• [STATED TASK]: Reproduce the listing below without changes, except that pictures are left out.

-- start INPUT MATERIAL --

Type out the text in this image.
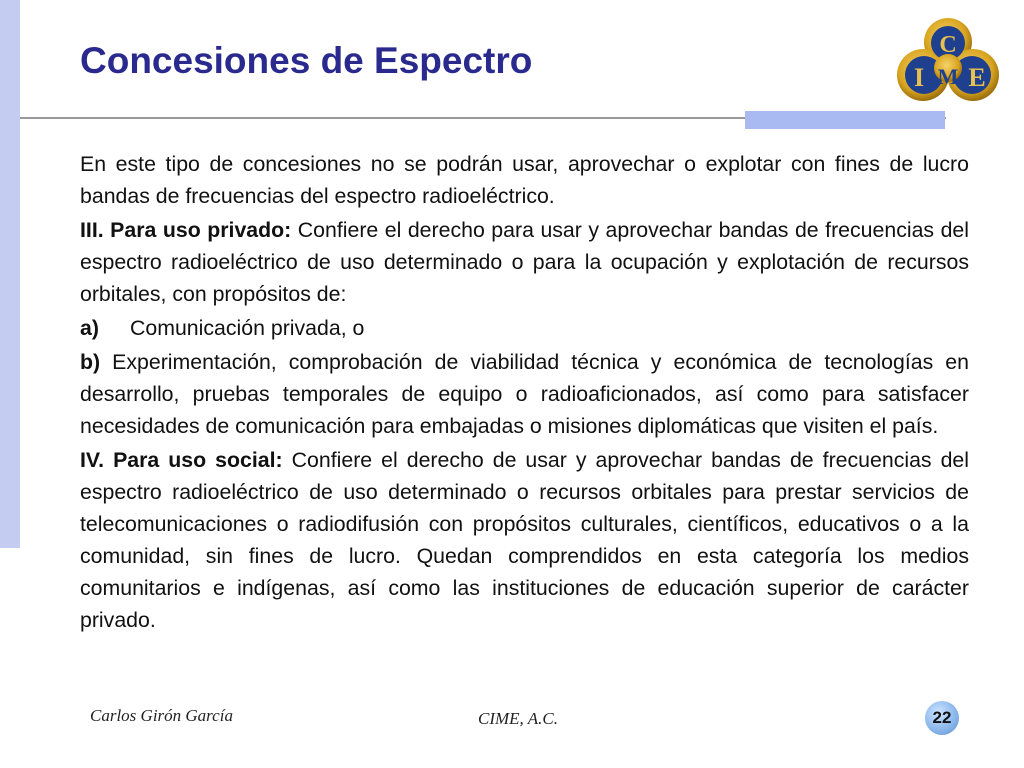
Concesiones de Espectro	C
I M E

En este tipo de concesiones no se podrán usar, aprovechar o explotar con fines de lucro bandas de frecuencias del espectro radioeléctrico.

III. Para uso privado: Confiere el derecho para usar y aprovechar bandas de frecuencias del espectro radioeléctrico de uso determinado o para la ocupación y explotación de recursos orbitales, con propósitos de:

a) Comunicación privada, o

b) Experimentación, comprobación de viabilidad técnica y económica de tecnologías en desarrollo, pruebas temporales de equipo o radioaficionados, así como para satisfacer necesidades de comunicación para embajadas o misiones diplomáticas que visiten el país.

IV. Para uso social: Confiere el derecho de usar y aprovechar bandas de frecuencias del espectro radioeléctrico de uso determinado o recursos orbitales para prestar servicios de telecomunicaciones o radiodifusión con propósitos culturales, científicos, educativos o a la comunidad, sin fines de lucro. Quedan comprendidos en esta categoría los medios comunitarios e indígenas, así como las instituciones de educación superior de carácter privado.

Carlos Girón García	CIME, A.C.	22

-- end INPUT MATERIAL --

• [RESPONSE TO THIS EXERCISE]:
Type out the text in this image.
Concesiones de Espectro	C
I M E

En este tipo de concesiones no se podrán usar, aprovechar o explotar con fines de lucro bandas de frecuencias del espectro radioeléctrico.

III. Para uso privado: Confiere el derecho para usar y aprovechar bandas de frecuencias del espectro radioeléctrico de uso determinado o para la ocupación y explotación de recursos orbitales, con propósitos de:

a) Comunicación privada, o

b) Experimentación, comprobación de viabilidad técnica y económica de tecnologías en desarrollo, pruebas temporales de equipo o radioaficionados, así como para satisfacer necesidades de comunicación para embajadas o misiones diplomáticas que visiten el país.

IV. Para uso social: Confiere el derecho de usar y aprovechar bandas de frecuencias del espectro radioeléctrico de uso determinado o recursos orbitales para prestar servicios de telecomunicaciones o radiodifusión con propósitos culturales, científicos, educativos o a la comunidad, sin fines de lucro. Quedan comprendidos en esta categoría los medios comunitarios e indígenas, así como las instituciones de educación superior de carácter privado.

Carlos Girón García	CIME, A.C.	22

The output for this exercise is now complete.